▶ **PROBLEM DESCRIPTION**
Transcribe everything in the data word for word. Pictures are left out.

▶ **GIVEN DATA**

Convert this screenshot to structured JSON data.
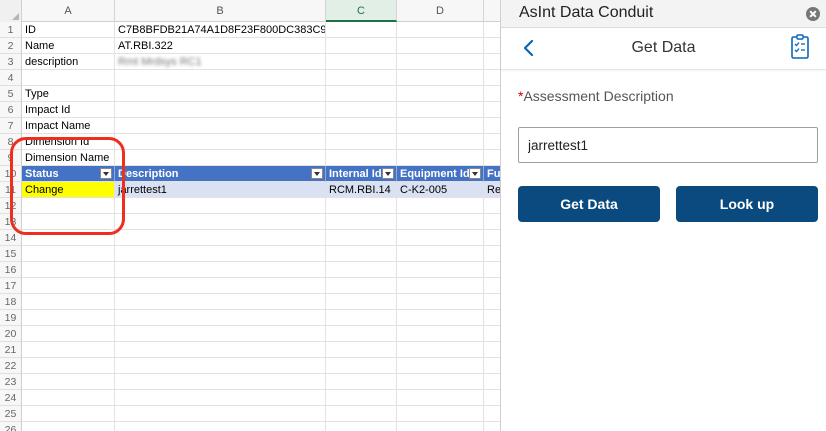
{
  "sheet": {
    "columns": [
      "A",
      "B",
      "C",
      "D"
    ],
    "rows": [
      {
        "num": "1",
        "a": "ID",
        "b": "C7B8BFDB21A74A1D8F23F800DC383C98"
      },
      {
        "num": "2",
        "a": "Name",
        "b": "AT.RBI.322"
      },
      {
        "num": "3",
        "a": "description",
        "b": "Rmt Mrdsys RC1"
      },
      {
        "num": "4",
        "a": "",
        "b": ""
      },
      {
        "num": "5",
        "a": "Type",
        "b": ""
      },
      {
        "num": "6",
        "a": "Impact Id",
        "b": ""
      },
      {
        "num": "7",
        "a": "Impact Name",
        "b": ""
      },
      {
        "num": "8",
        "a": "Dimension Id",
        "b": ""
      },
      {
        "num": "9",
        "a": "Dimension Name",
        "b": ""
      }
    ],
    "table": {
      "row_num": "10",
      "headers": [
        "Status",
        "Description",
        "Internal Id",
        "Equipment Id",
        "Fu"
      ],
      "data_row_num": "11",
      "data": [
        "Change",
        "jarrettest1",
        "RCM.RBI.14",
        "C-K2-005",
        "Re"
      ]
    },
    "empty_rows": [
      "12",
      "13",
      "14",
      "15",
      "16",
      "17",
      "18",
      "19",
      "20",
      "21",
      "22",
      "23",
      "24",
      "25",
      "26"
    ]
  },
  "pane": {
    "window_title": "AsInt Data Conduit",
    "header_title": "Get Data",
    "field_required_mark": "*",
    "field_label": "Assessment Description",
    "field_value": "jarrettest1",
    "get_data_label": "Get Data",
    "lookup_label": "Look up"
  },
  "colors": {
    "accent": "#0a4a7f",
    "table_header": "#4472c4",
    "highlight": "#ffff00",
    "annotation": "#f02e1f"
  },
  "icons": [
    "back-chevron-icon",
    "checklist-icon",
    "close-icon"
  ]
}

▶ **WRITTEN ANSWER**
Convert this screenshot to structured JSON data.
{
  "sheet": {
    "columns": [
      "A",
      "B",
      "C",
      "D"
    ],
    "rows": [
      {
        "num": "1",
        "a": "ID",
        "b": "C7B8BFDB21A74A1D8F23F800DC383C98"
      },
      {
        "num": "2",
        "a": "Name",
        "b": "AT.RBI.322"
      },
      {
        "num": "3",
        "a": "description",
        "b": "Rmt Mrdsys RC1"
      },
      {
        "num": "4",
        "a": "",
        "b": ""
      },
      {
        "num": "5",
        "a": "Type",
        "b": ""
      },
      {
        "num": "6",
        "a": "Impact Id",
        "b": ""
      },
      {
        "num": "7",
        "a": "Impact Name",
        "b": ""
      },
      {
        "num": "8",
        "a": "Dimension Id",
        "b": ""
      },
      {
        "num": "9",
        "a": "Dimension Name",
        "b": ""
      }
    ],
    "table": {
      "row_num": "10",
      "headers": [
        "Status",
        "Description",
        "Internal Id",
        "Equipment Id",
        "Fu"
      ],
      "data_row_num": "11",
      "data": [
        "Change",
        "jarrettest1",
        "RCM.RBI.14",
        "C-K2-005",
        "Re"
      ]
    },
    "empty_rows": [
      "12",
      "13",
      "14",
      "15",
      "16",
      "17",
      "18",
      "19",
      "20",
      "21",
      "22",
      "23",
      "24",
      "25",
      "26"
    ]
  },
  "pane": {
    "window_title": "AsInt Data Conduit",
    "header_title": "Get Data",
    "field_required_mark": "*",
    "field_label": "Assessment Description",
    "field_value": "jarrettest1",
    "get_data_label": "Get Data",
    "lookup_label": "Look up"
  },
  "colors": {
    "accent": "#0a4a7f",
    "table_header": "#4472c4",
    "highlight": "#ffff00",
    "annotation": "#f02e1f"
  },
  "icons": [
    "back-chevron-icon",
    "checklist-icon",
    "close-icon"
  ]
}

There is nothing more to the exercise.